Aim = Write out the items below again, switching "x-tick-label" to "horizontal-tick-label" everywhere it appears and leaving everything else as it is.

Data for the task =
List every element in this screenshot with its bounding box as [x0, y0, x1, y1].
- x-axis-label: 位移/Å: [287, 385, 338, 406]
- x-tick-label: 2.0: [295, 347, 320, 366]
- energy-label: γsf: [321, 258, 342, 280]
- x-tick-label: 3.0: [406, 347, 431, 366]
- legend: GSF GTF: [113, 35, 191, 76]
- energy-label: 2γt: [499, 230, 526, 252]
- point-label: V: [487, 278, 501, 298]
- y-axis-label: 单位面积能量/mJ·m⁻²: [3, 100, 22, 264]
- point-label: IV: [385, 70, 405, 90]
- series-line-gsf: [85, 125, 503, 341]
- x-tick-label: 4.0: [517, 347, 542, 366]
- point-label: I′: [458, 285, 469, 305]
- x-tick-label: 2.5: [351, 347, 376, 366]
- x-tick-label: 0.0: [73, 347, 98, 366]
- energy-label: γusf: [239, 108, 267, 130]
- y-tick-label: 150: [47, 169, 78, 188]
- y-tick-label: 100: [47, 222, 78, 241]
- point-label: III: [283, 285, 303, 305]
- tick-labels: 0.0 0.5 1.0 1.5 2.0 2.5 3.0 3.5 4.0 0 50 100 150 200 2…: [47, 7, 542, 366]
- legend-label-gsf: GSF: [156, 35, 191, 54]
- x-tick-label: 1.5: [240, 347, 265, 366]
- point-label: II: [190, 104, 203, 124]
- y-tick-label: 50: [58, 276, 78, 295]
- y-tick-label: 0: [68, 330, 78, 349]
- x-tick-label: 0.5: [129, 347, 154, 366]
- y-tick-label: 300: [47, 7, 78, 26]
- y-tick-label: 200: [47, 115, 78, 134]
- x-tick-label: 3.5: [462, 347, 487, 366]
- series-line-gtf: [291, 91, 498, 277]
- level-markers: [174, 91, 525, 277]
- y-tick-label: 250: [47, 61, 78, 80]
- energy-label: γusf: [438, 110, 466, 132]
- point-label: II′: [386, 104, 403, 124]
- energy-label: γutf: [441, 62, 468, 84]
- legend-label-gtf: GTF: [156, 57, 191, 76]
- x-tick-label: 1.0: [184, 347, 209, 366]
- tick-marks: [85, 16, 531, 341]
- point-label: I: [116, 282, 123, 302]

Finished task =
List every element in this screenshot with its bounding box as [x0, y0, x1, y1].
- x-axis-label: 位移/Å: [287, 385, 338, 406]
- horizontal-tick-label: 2.0: [295, 347, 320, 366]
- energy-label: γsf: [321, 258, 342, 280]
- horizontal-tick-label: 3.0: [406, 347, 431, 366]
- legend: GSF GTF: [113, 35, 191, 76]
- energy-label: 2γt: [499, 230, 526, 252]
- point-label: V: [487, 278, 501, 298]
- y-axis-label: 单位面积能量/mJ·m⁻²: [3, 100, 22, 264]
- point-label: IV: [385, 70, 405, 90]
- series-line-gsf: [85, 125, 503, 341]
- horizontal-tick-label: 4.0: [517, 347, 542, 366]
- point-label: I′: [458, 285, 469, 305]
- horizontal-tick-label: 2.5: [351, 347, 376, 366]
- horizontal-tick-label: 0.0: [73, 347, 98, 366]
- energy-label: γusf: [239, 108, 267, 130]
- y-tick-label: 150: [47, 169, 78, 188]
- y-tick-label: 100: [47, 222, 78, 241]
- point-label: III: [283, 285, 303, 305]
- tick-labels: 0.0 0.5 1.0 1.5 2.0 2.5 3.0 3.5 4.0 0 50 100 150 200 2…: [47, 7, 542, 366]
- legend-label-gsf: GSF: [156, 35, 191, 54]
- horizontal-tick-label: 1.5: [240, 347, 265, 366]
- point-label: II: [190, 104, 203, 124]
- y-tick-label: 50: [58, 276, 78, 295]
- y-tick-label: 0: [68, 330, 78, 349]
- horizontal-tick-label: 0.5: [129, 347, 154, 366]
- y-tick-label: 300: [47, 7, 78, 26]
- y-tick-label: 200: [47, 115, 78, 134]
- horizontal-tick-label: 3.5: [462, 347, 487, 366]
- series-line-gtf: [291, 91, 498, 277]
- level-markers: [174, 91, 525, 277]
- y-tick-label: 250: [47, 61, 78, 80]
- energy-label: γusf: [438, 110, 466, 132]
- point-label: II′: [386, 104, 403, 124]
- energy-label: γutf: [441, 62, 468, 84]
- legend-label-gtf: GTF: [156, 57, 191, 76]
- horizontal-tick-label: 1.0: [184, 347, 209, 366]
- tick-marks: [85, 16, 531, 341]
- point-label: I: [116, 282, 123, 302]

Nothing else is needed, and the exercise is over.